(A block of data)
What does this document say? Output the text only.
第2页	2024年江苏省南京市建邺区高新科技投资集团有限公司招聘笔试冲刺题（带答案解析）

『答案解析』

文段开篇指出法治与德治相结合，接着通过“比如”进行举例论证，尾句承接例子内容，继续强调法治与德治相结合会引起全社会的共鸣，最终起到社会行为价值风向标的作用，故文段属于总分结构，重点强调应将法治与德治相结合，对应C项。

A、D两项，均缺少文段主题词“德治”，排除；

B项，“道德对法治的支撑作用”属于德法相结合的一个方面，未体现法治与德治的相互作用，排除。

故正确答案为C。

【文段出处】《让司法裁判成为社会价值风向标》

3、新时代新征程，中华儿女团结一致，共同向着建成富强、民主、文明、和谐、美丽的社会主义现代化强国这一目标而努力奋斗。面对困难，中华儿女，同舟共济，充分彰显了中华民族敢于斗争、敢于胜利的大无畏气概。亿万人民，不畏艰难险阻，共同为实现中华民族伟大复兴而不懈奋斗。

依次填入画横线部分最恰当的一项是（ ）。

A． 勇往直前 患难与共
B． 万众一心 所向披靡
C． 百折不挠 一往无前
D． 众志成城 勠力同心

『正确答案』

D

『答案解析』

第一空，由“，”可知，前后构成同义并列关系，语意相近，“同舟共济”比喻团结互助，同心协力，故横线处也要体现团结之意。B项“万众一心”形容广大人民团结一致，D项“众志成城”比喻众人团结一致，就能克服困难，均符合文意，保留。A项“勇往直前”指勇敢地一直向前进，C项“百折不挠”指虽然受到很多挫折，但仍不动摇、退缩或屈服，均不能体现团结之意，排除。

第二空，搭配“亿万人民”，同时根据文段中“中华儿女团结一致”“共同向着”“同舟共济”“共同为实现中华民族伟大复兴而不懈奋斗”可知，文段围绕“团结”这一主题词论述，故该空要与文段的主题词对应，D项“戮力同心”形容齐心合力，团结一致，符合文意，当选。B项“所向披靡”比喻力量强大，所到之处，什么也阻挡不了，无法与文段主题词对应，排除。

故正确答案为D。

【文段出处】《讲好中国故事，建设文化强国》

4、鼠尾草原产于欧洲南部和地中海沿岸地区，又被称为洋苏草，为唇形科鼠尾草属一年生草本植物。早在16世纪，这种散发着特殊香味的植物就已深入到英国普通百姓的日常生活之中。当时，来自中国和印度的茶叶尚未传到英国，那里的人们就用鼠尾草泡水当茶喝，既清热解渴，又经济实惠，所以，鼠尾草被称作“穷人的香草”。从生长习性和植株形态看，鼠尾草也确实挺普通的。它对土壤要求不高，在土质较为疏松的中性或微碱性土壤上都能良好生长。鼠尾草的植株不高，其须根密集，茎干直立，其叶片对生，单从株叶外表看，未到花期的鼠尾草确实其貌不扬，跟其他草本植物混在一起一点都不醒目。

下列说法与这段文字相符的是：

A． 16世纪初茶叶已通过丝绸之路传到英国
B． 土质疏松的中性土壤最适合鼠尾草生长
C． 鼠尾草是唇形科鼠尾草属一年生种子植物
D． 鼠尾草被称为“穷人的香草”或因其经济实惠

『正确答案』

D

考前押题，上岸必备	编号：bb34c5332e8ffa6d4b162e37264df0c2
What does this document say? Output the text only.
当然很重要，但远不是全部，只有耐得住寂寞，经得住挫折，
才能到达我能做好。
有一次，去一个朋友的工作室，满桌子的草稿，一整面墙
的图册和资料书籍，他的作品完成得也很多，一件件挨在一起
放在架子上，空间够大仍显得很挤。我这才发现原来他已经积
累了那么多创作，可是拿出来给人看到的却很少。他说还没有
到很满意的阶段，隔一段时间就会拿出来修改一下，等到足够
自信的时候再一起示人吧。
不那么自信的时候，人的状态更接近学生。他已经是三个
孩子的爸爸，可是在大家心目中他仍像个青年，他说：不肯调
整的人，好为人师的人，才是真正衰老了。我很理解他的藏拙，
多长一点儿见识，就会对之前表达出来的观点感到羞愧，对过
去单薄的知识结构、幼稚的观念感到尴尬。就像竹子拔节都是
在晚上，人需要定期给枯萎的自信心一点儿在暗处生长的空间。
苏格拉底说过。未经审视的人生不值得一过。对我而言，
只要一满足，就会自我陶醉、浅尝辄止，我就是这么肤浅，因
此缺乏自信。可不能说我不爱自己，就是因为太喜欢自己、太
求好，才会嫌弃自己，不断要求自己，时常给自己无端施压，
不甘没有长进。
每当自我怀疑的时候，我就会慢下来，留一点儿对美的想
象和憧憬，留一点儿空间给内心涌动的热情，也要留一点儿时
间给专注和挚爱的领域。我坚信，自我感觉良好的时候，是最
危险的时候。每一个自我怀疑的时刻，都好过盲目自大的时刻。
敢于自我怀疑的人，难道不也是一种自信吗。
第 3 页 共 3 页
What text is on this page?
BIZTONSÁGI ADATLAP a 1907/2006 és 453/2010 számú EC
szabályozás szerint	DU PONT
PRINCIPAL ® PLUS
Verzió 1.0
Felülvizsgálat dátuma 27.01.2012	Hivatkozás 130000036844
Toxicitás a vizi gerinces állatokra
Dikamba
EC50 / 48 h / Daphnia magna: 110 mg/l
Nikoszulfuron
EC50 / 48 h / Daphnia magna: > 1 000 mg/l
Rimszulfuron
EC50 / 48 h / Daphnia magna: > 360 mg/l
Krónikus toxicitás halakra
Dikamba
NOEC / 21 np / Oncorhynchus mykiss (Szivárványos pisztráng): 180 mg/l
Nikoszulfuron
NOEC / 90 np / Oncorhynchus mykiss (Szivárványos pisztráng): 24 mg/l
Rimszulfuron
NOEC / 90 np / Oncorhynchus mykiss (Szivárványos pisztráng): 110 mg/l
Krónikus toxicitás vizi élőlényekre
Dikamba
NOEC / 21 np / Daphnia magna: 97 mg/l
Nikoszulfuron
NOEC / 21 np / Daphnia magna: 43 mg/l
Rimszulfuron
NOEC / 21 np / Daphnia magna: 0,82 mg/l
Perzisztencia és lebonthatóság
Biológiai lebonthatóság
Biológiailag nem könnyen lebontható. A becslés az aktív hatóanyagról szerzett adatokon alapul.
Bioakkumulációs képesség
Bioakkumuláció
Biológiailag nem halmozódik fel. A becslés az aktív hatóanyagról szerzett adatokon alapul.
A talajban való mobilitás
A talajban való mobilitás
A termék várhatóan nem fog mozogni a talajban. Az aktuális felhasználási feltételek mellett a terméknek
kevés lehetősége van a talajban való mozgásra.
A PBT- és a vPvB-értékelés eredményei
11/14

AIM OF THE TASK:
Select every line in the records above that contains the word "众志成城".

FINAL ANSWER:
D． 众志成城 勠力同心
第一空，由“，”可知，前后构成同义并列关系，语意相近，“同舟共济”比喻团结互助，同心协力，故横线处也要体现团结之意。B项“万众一心”形容广大人民团结一致，D项“众志成城”比喻众人团结一致，就能克服困难，均符合文意，保留。A项“勇往直前”指勇敢地一直向前进，C项“百折不挠”指虽然受到很多挫折，但仍不动摇、退缩或屈服，均不能体现团结之意，排除。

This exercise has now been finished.